REQUIRED WORK |
Answer these from the film review below:
1. What prize did Dahomey win at the Berlin Film Festival?
2. Until what year was Benin called Dahomey?
3. According to the students, how many looted objects are held abroad?

PROVIDED PASSAGE |
-- START --

The fictional documentary Dahomey by French Senegalese director Mati Diop (Atlantics, 2019) won the top prize, the Golden Bear, at this year’s Berlin Film Festival amid broad critical acclaim and is now on general release.
A short film, it purports to deal with the meaning and significance of France’s restitution in November 2021 of a token 26 statues to the Republic of Benin in West Africa for Beninese citizens in today’s world. Benin was known as Dahomey until 1975, when 15 years after independence from France it took the name of Benin—after the Bay of Benin that took its name from the ancient Kingdom of Benin in today’s south-west Nigeria.
A pretentious film, Dahomey is bereft of any history, focusing instead in the post-modernist tradition on “giving voice and agency to artifacts” [!], “decolonisation”, “cultural identity” and “African identity”. As a result, it serves only to mystify and confuse.
The film spends an inordinate amount of time showing the physical process of repatriating the 26th artifact, held in a basement at the Quai Branly Museum in Paris, its packaging and transportation back for display in the presidential palace Palais de la Marina in Cotonou, Benin’s seat of government. It gives pride of place to the wooden statue of King Ghezo, the ruler of Dahomey from 1797 to 1818. If this statue was given its real voice it would be that of one of Africa’s major suppliers of slaves for the trans-Atlantic slave trade! Of this nothing is said. Ghezo is instead given a synthesised voice to “speak” in the old Fon language to provide the film’s narrative and describe his anxiety about going back home, including his future place in it.
The second half of the film features a student discussion at the University of Abomey-Calavi, in Dahomey’s ancient capital, about the artefacts’ restitution, decolonisation and the future of Benin, interspersed with shots of young Beninese listening to it on their phones and laptops around the city. They are visibly unimpressed.
The students dismiss restitution with contempt, pointing out that: the return of 26 works, out of 7,000 looted objects held abroad, is “an insult;” “90 percent of Benin’s cultural heritage is overseas;” and it’s just a political campaign by French President Emmanuel Macron—and by implications all the other colonial powers—to bolster their flagging influence in Africa.

-- END --

PROVIDED DATA |
-- START --

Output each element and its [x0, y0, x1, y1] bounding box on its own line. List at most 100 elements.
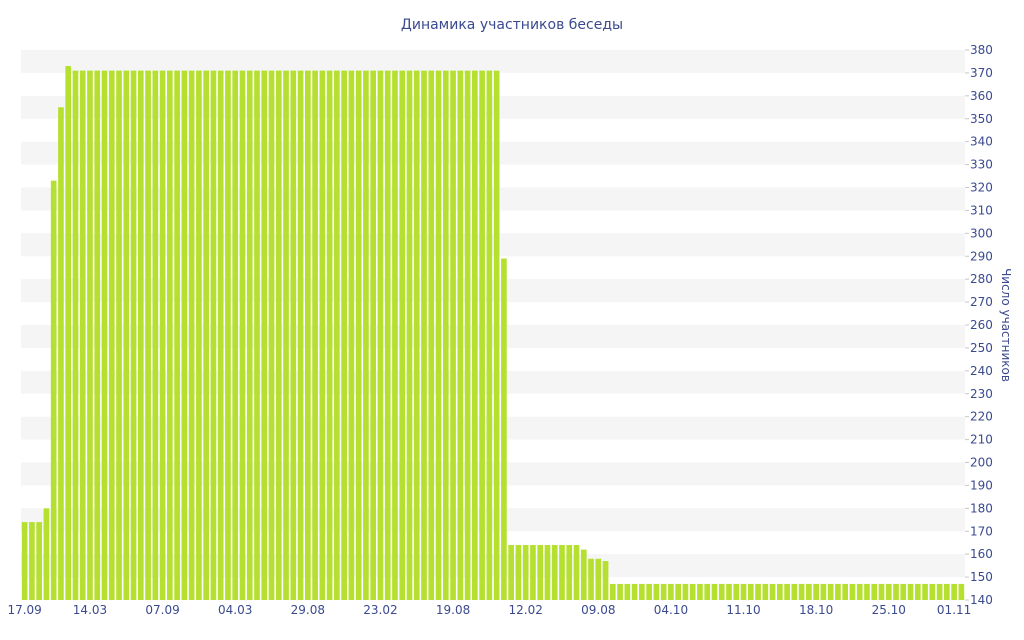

-- END --

COMPLETE OUTPUT |
1. The Golden Bear
2. 1975
3. 7,000